### Exercise task
Return the number of lines that contain the word "APPLICANT", and return nothing else.

[Dataset items]
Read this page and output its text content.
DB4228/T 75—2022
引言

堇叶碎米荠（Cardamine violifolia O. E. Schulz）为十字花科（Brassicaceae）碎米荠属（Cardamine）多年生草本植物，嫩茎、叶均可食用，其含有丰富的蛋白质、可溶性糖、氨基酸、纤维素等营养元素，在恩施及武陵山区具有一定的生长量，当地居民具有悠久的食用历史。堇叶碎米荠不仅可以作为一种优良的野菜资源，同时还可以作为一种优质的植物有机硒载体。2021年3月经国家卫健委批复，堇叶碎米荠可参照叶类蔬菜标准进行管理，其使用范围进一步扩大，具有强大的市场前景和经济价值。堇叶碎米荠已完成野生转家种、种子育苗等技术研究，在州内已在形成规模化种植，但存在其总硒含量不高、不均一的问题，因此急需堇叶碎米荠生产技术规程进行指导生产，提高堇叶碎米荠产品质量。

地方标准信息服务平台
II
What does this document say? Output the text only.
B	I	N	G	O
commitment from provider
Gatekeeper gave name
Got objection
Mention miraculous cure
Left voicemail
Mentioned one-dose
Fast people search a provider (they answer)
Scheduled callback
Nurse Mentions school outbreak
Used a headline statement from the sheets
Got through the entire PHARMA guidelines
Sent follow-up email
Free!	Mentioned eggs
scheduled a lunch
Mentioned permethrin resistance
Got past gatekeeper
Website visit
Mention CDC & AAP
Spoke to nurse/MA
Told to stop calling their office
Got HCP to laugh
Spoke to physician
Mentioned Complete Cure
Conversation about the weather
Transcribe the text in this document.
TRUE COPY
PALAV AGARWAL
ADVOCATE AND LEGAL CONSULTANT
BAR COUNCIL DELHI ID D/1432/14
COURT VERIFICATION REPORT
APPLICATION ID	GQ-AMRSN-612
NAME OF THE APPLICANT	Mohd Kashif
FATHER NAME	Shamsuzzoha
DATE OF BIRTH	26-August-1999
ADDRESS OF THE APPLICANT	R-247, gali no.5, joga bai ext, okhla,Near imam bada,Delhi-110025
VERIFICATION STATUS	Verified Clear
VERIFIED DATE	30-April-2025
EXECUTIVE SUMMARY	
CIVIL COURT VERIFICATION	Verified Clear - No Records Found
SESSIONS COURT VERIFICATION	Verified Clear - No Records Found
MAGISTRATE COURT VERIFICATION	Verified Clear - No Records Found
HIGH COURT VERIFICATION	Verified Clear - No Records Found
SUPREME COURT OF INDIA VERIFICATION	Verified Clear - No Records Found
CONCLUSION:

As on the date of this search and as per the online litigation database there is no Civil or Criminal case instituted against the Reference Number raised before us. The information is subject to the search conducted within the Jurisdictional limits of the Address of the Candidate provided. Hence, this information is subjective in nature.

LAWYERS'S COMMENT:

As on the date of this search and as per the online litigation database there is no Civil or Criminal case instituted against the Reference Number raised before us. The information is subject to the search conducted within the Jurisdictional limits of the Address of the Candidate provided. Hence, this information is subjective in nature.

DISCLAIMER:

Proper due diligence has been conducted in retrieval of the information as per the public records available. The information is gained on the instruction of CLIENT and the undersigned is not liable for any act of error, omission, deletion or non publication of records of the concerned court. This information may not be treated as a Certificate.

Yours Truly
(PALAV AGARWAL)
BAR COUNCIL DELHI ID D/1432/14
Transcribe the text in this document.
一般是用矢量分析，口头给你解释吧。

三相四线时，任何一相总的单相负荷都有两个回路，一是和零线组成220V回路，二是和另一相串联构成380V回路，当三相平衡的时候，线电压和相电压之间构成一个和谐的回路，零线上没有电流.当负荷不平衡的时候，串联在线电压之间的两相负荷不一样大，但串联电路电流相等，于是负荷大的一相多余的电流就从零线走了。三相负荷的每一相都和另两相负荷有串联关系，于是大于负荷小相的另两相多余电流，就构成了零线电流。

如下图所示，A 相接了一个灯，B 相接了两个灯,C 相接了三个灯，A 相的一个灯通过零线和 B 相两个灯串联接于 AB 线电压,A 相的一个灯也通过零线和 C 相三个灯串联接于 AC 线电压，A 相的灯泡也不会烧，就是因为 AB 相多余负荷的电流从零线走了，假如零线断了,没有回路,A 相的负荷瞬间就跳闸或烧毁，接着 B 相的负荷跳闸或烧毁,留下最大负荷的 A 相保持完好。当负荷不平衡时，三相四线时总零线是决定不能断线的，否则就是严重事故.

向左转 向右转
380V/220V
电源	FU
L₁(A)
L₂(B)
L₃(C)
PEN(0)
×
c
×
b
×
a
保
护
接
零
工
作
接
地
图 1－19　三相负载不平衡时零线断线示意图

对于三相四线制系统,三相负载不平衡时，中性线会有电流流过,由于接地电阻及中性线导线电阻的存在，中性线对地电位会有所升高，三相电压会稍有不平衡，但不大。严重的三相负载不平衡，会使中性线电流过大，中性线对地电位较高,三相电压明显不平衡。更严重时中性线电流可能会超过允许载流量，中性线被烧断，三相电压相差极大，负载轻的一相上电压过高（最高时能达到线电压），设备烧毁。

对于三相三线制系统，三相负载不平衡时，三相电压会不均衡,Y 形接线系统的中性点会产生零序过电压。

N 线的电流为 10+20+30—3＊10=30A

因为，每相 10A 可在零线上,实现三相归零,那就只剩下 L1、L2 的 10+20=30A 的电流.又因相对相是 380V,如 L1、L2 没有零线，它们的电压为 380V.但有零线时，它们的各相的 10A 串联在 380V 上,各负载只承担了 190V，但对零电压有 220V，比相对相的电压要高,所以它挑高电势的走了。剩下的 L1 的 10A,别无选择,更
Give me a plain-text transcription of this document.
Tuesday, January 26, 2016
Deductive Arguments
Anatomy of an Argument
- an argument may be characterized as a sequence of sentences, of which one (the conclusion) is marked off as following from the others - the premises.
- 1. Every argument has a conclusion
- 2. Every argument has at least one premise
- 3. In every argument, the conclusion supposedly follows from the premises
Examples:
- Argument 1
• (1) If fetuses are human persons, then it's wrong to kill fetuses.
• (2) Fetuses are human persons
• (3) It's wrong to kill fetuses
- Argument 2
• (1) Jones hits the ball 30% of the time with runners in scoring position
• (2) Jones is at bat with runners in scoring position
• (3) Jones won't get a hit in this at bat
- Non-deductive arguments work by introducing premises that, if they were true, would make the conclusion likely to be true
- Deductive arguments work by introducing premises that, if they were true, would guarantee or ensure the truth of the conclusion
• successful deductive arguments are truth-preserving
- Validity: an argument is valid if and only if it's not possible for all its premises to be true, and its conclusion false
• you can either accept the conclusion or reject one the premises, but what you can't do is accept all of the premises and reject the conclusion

### Complete response
2